--- Begin Dataset rows ---

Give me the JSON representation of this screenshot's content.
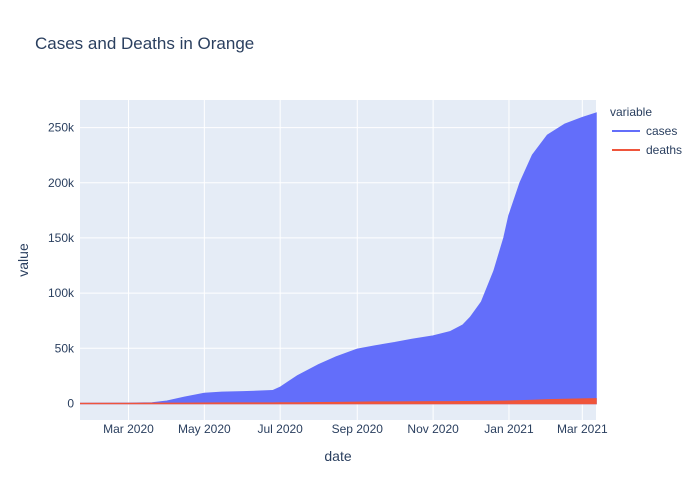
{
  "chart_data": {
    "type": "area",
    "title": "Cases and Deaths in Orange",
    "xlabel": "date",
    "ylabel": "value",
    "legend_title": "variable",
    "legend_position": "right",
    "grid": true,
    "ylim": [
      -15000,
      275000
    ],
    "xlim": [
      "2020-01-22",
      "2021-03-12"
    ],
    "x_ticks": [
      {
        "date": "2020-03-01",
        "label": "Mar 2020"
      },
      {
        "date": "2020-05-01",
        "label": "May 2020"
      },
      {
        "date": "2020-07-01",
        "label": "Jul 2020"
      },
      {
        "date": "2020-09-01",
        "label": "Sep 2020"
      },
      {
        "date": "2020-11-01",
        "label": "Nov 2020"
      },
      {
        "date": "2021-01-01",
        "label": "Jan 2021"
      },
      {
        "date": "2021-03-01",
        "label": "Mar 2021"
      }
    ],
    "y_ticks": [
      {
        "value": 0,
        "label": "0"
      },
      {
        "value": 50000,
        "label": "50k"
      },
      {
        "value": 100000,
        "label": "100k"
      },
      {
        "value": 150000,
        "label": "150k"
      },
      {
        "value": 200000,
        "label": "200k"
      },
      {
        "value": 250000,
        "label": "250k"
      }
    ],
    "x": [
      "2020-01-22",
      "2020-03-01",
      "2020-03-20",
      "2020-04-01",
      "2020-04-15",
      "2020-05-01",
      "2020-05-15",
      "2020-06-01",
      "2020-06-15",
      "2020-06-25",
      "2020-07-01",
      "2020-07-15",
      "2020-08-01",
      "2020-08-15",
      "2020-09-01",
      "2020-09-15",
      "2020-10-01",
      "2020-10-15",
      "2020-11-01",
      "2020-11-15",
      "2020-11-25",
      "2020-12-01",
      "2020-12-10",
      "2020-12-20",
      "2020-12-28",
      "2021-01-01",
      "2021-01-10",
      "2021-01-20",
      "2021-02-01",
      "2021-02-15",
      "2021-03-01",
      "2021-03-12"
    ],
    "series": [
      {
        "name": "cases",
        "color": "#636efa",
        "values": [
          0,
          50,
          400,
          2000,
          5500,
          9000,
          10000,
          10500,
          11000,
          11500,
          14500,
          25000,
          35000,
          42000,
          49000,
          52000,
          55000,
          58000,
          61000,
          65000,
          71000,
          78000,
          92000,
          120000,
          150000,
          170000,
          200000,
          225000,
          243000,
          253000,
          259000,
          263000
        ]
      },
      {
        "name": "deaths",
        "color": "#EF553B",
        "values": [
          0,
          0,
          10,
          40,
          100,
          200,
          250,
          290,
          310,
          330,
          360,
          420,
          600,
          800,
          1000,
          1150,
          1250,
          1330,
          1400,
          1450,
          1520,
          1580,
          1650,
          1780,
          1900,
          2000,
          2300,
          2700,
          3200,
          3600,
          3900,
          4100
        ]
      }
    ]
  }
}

--- End Dataset rows ---

**Given task**. Leave out the pictures and print every line of the data exactly.

**Full response**.
Give me the JSON representation of this screenshot's content.
{
  "chart_data": {
    "type": "area",
    "title": "Cases and Deaths in Orange",
    "xlabel": "date",
    "ylabel": "value",
    "legend_title": "variable",
    "legend_position": "right",
    "grid": true,
    "ylim": [
      -15000,
      275000
    ],
    "xlim": [
      "2020-01-22",
      "2021-03-12"
    ],
    "x_ticks": [
      {
        "date": "2020-03-01",
        "label": "Mar 2020"
      },
      {
        "date": "2020-05-01",
        "label": "May 2020"
      },
      {
        "date": "2020-07-01",
        "label": "Jul 2020"
      },
      {
        "date": "2020-09-01",
        "label": "Sep 2020"
      },
      {
        "date": "2020-11-01",
        "label": "Nov 2020"
      },
      {
        "date": "2021-01-01",
        "label": "Jan 2021"
      },
      {
        "date": "2021-03-01",
        "label": "Mar 2021"
      }
    ],
    "y_ticks": [
      {
        "value": 0,
        "label": "0"
      },
      {
        "value": 50000,
        "label": "50k"
      },
      {
        "value": 100000,
        "label": "100k"
      },
      {
        "value": 150000,
        "label": "150k"
      },
      {
        "value": 200000,
        "label": "200k"
      },
      {
        "value": 250000,
        "label": "250k"
      }
    ],
    "x": [
      "2020-01-22",
      "2020-03-01",
      "2020-03-20",
      "2020-04-01",
      "2020-04-15",
      "2020-05-01",
      "2020-05-15",
      "2020-06-01",
      "2020-06-15",
      "2020-06-25",
      "2020-07-01",
      "2020-07-15",
      "2020-08-01",
      "2020-08-15",
      "2020-09-01",
      "2020-09-15",
      "2020-10-01",
      "2020-10-15",
      "2020-11-01",
      "2020-11-15",
      "2020-11-25",
      "2020-12-01",
      "2020-12-10",
      "2020-12-20",
      "2020-12-28",
      "2021-01-01",
      "2021-01-10",
      "2021-01-20",
      "2021-02-01",
      "2021-02-15",
      "2021-03-01",
      "2021-03-12"
    ],
    "series": [
      {
        "name": "cases",
        "color": "#636efa",
        "values": [
          0,
          50,
          400,
          2000,
          5500,
          9000,
          10000,
          10500,
          11000,
          11500,
          14500,
          25000,
          35000,
          42000,
          49000,
          52000,
          55000,
          58000,
          61000,
          65000,
          71000,
          78000,
          92000,
          120000,
          150000,
          170000,
          200000,
          225000,
          243000,
          253000,
          259000,
          263000
        ]
      },
      {
        "name": "deaths",
        "color": "#EF553B",
        "values": [
          0,
          0,
          10,
          40,
          100,
          200,
          250,
          290,
          310,
          330,
          360,
          420,
          600,
          800,
          1000,
          1150,
          1250,
          1330,
          1400,
          1450,
          1520,
          1580,
          1650,
          1780,
          1900,
          2000,
          2300,
          2700,
          3200,
          3600,
          3900,
          4100
        ]
      }
    ]
  }
}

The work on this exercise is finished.